INFORMATION PROVIDED:
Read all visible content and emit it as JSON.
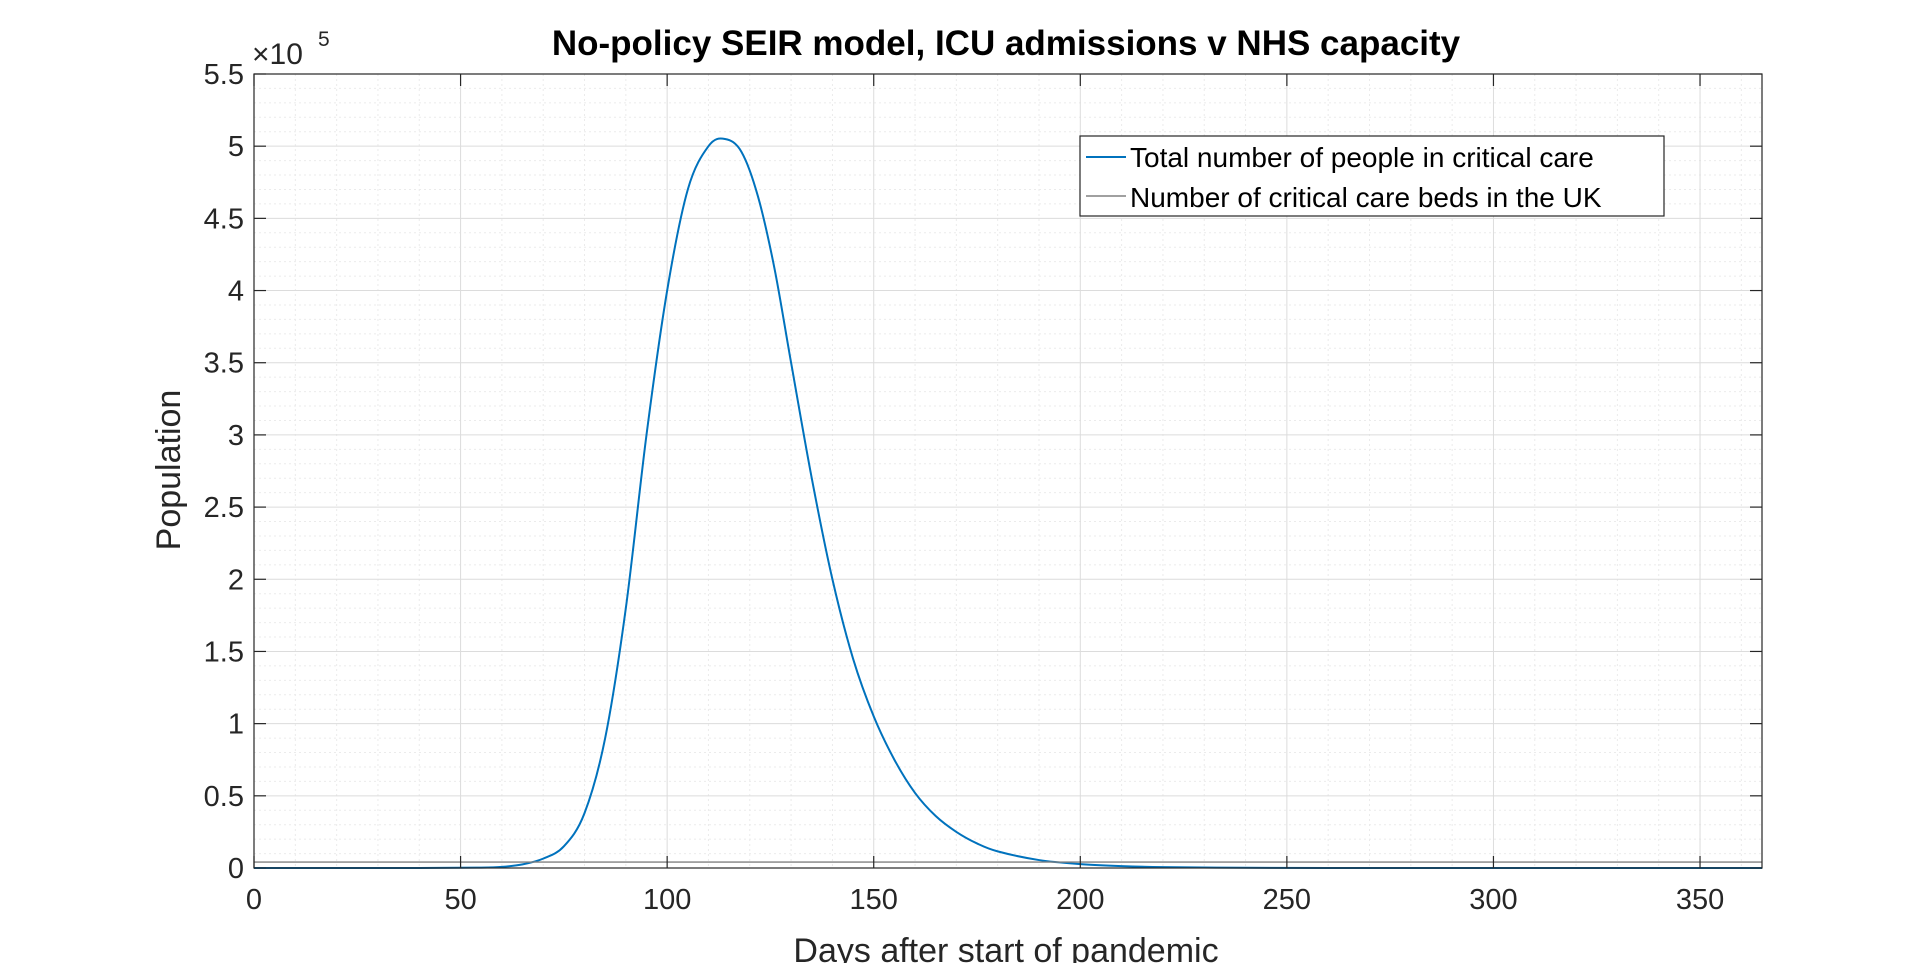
{
  "chart_data": {
    "type": "line",
    "title": "No-policy SEIR model, ICU admissions v NHS capacity",
    "xlabel": "Days after start of pandemic",
    "ylabel": "Population",
    "xlim": [
      0,
      365
    ],
    "ylim": [
      0,
      550000
    ],
    "x_ticks": [
      0,
      50,
      100,
      150,
      200,
      250,
      300,
      350
    ],
    "x_tick_labels": [
      "0",
      "50",
      "100",
      "150",
      "200",
      "250",
      "300",
      "350"
    ],
    "y_ticks": [
      0,
      50000,
      100000,
      150000,
      200000,
      250000,
      300000,
      350000,
      400000,
      450000,
      500000,
      550000
    ],
    "y_tick_labels": [
      "0",
      "0.5",
      "1",
      "1.5",
      "2",
      "2.5",
      "3",
      "3.5",
      "4",
      "4.5",
      "5",
      "5.5"
    ],
    "y_exponent": {
      "multiplier": "×10",
      "power": "5"
    },
    "grid": true,
    "minor_grid": true,
    "legend_placement": "top-right",
    "series": [
      {
        "name": "Total number of people in critical care",
        "color": "#0072BD",
        "x": [
          0,
          40,
          55,
          60,
          65,
          70,
          75,
          80,
          85,
          90,
          95,
          100,
          105,
          110,
          114,
          118,
          122,
          126,
          130,
          135,
          140,
          145,
          150,
          155,
          160,
          165,
          170,
          175,
          180,
          190,
          200,
          210,
          220,
          240,
          260,
          300,
          365
        ],
        "values": [
          0,
          0,
          300,
          800,
          2500,
          6500,
          15000,
          38000,
          90000,
          180000,
          300000,
          400000,
          470000,
          500000,
          505000,
          496000,
          465000,
          415000,
          350000,
          270000,
          200000,
          145000,
          105000,
          75000,
          52000,
          36000,
          25000,
          17000,
          11500,
          5500,
          2700,
          1300,
          600,
          150,
          40,
          0,
          0
        ]
      },
      {
        "name": "Number of critical care beds in the UK",
        "color": "#808080",
        "x": [
          0,
          365
        ],
        "values": [
          4100,
          4100
        ]
      }
    ]
  }
}
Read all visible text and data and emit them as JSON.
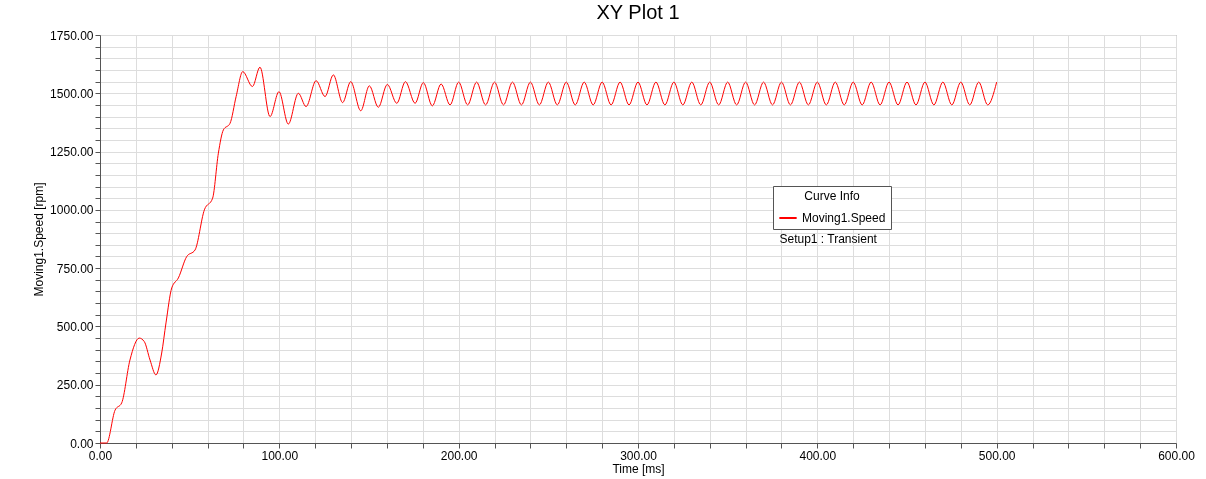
{
  "chart_data": {
    "type": "line",
    "title": "XY Plot 1",
    "xlabel": "Time [ms]",
    "ylabel": "Moving1.Speed [rpm]",
    "legend_title": "Curve Info",
    "legend": "right",
    "grid": true,
    "marker": "none",
    "line_style": "solid",
    "annotations": [
      "Setup1 : Transient"
    ],
    "xlim": [
      0,
      600
    ],
    "ylim": [
      0,
      1750
    ],
    "xticks": [
      {
        "value": 0,
        "label": "0.00"
      },
      {
        "value": 20,
        "label": null
      },
      {
        "value": 40,
        "label": null
      },
      {
        "value": 60,
        "label": null
      },
      {
        "value": 80,
        "label": null
      },
      {
        "value": 100,
        "label": "100.00"
      },
      {
        "value": 120,
        "label": null
      },
      {
        "value": 140,
        "label": null
      },
      {
        "value": 160,
        "label": null
      },
      {
        "value": 180,
        "label": null
      },
      {
        "value": 200,
        "label": "200.00"
      },
      {
        "value": 220,
        "label": null
      },
      {
        "value": 240,
        "label": null
      },
      {
        "value": 260,
        "label": null
      },
      {
        "value": 280,
        "label": null
      },
      {
        "value": 300,
        "label": "300.00"
      },
      {
        "value": 320,
        "label": null
      },
      {
        "value": 340,
        "label": null
      },
      {
        "value": 360,
        "label": null
      },
      {
        "value": 380,
        "label": null
      },
      {
        "value": 400,
        "label": "400.00"
      },
      {
        "value": 420,
        "label": null
      },
      {
        "value": 440,
        "label": null
      },
      {
        "value": 460,
        "label": null
      },
      {
        "value": 480,
        "label": null
      },
      {
        "value": 500,
        "label": "500.00"
      },
      {
        "value": 520,
        "label": null
      },
      {
        "value": 540,
        "label": null
      },
      {
        "value": 560,
        "label": null
      },
      {
        "value": 580,
        "label": null
      },
      {
        "value": 600,
        "label": "600.00"
      }
    ],
    "yticks": [
      {
        "value": 0,
        "label": "0.00"
      },
      {
        "value": 50,
        "label": null
      },
      {
        "value": 100,
        "label": null
      },
      {
        "value": 150,
        "label": null
      },
      {
        "value": 200,
        "label": null
      },
      {
        "value": 250,
        "label": "250.00"
      },
      {
        "value": 300,
        "label": null
      },
      {
        "value": 350,
        "label": null
      },
      {
        "value": 400,
        "label": null
      },
      {
        "value": 450,
        "label": null
      },
      {
        "value": 500,
        "label": "500.00"
      },
      {
        "value": 550,
        "label": null
      },
      {
        "value": 600,
        "label": null
      },
      {
        "value": 650,
        "label": null
      },
      {
        "value": 700,
        "label": null
      },
      {
        "value": 750,
        "label": "750.00"
      },
      {
        "value": 800,
        "label": null
      },
      {
        "value": 850,
        "label": null
      },
      {
        "value": 900,
        "label": null
      },
      {
        "value": 950,
        "label": null
      },
      {
        "value": 1000,
        "label": "1000.00"
      },
      {
        "value": 1050,
        "label": null
      },
      {
        "value": 1100,
        "label": null
      },
      {
        "value": 1150,
        "label": null
      },
      {
        "value": 1200,
        "label": null
      },
      {
        "value": 1250,
        "label": "1250.00"
      },
      {
        "value": 1300,
        "label": null
      },
      {
        "value": 1350,
        "label": null
      },
      {
        "value": 1400,
        "label": null
      },
      {
        "value": 1450,
        "label": null
      },
      {
        "value": 1500,
        "label": "1500.00"
      },
      {
        "value": 1550,
        "label": null
      },
      {
        "value": 1600,
        "label": null
      },
      {
        "value": 1650,
        "label": null
      },
      {
        "value": 1700,
        "label": null
      },
      {
        "value": 1750,
        "label": "1750.00"
      }
    ],
    "series": [
      {
        "name": "Moving1.Speed",
        "color": "#ff0000",
        "x": [
          0,
          3.7,
          8.4,
          12.1,
          16.7,
          21.9,
          24.7,
          27.9,
          31.2,
          34.4,
          36.8,
          40,
          43.7,
          48.3,
          53,
          58.2,
          62.8,
          66,
          68.8,
          72.5,
          75.9,
          79.6,
          85,
          89.2,
          94.8,
          99.8,
          105,
          110.6,
          114.9,
          120.5,
          125.5,
          130.1,
          135.3,
          139.8,
          145.4,
          150.2,
          155.2,
          160.2,
          165.5,
          170.3,
          175.7,
          180.3,
          185.3,
          190.2,
          195.2,
          200,
          205,
          210,
          215,
          220,
          225,
          230,
          235,
          240,
          245,
          250,
          255,
          260,
          265,
          270,
          275,
          280,
          285,
          290,
          295,
          300,
          305,
          310,
          315,
          320,
          325,
          330,
          335,
          340,
          345,
          350,
          355,
          360,
          365,
          370,
          375,
          380,
          385,
          390,
          395,
          400,
          405,
          410,
          415,
          420,
          425,
          430,
          435,
          440,
          445,
          450,
          455,
          460,
          465,
          470,
          475,
          480,
          485,
          490,
          495,
          500
        ],
        "values": [
          0,
          0,
          141,
          172,
          356,
          450,
          435,
          356,
          292,
          386,
          515,
          665,
          708,
          799,
          828,
          1000,
          1050,
          1243,
          1343,
          1371,
          1486,
          1593,
          1529,
          1612,
          1400,
          1507,
          1368,
          1500,
          1443,
          1554,
          1486,
          1579,
          1460,
          1550,
          1425,
          1532,
          1440,
          1538,
          1457,
          1550,
          1457,
          1546,
          1446,
          1540,
          1450,
          1548,
          1450,
          1548,
          1450,
          1548,
          1450,
          1548,
          1450,
          1548,
          1450,
          1548,
          1450,
          1548,
          1450,
          1548,
          1450,
          1548,
          1450,
          1548,
          1450,
          1548,
          1450,
          1548,
          1450,
          1548,
          1450,
          1548,
          1450,
          1548,
          1450,
          1548,
          1450,
          1548,
          1450,
          1548,
          1450,
          1548,
          1450,
          1548,
          1450,
          1548,
          1450,
          1548,
          1450,
          1548,
          1450,
          1548,
          1450,
          1548,
          1450,
          1548,
          1450,
          1548,
          1450,
          1548,
          1450,
          1548,
          1450,
          1548,
          1450,
          1548
        ]
      }
    ]
  }
}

GOAL: Single out each line of the records above with the string "name" in it, and copy it.

WRITTEN SOLUTION:
        "name": "Total number of people in critical care",
        "name": "Number of critical care beds in the UK",
        "name": "Moving1.Speed",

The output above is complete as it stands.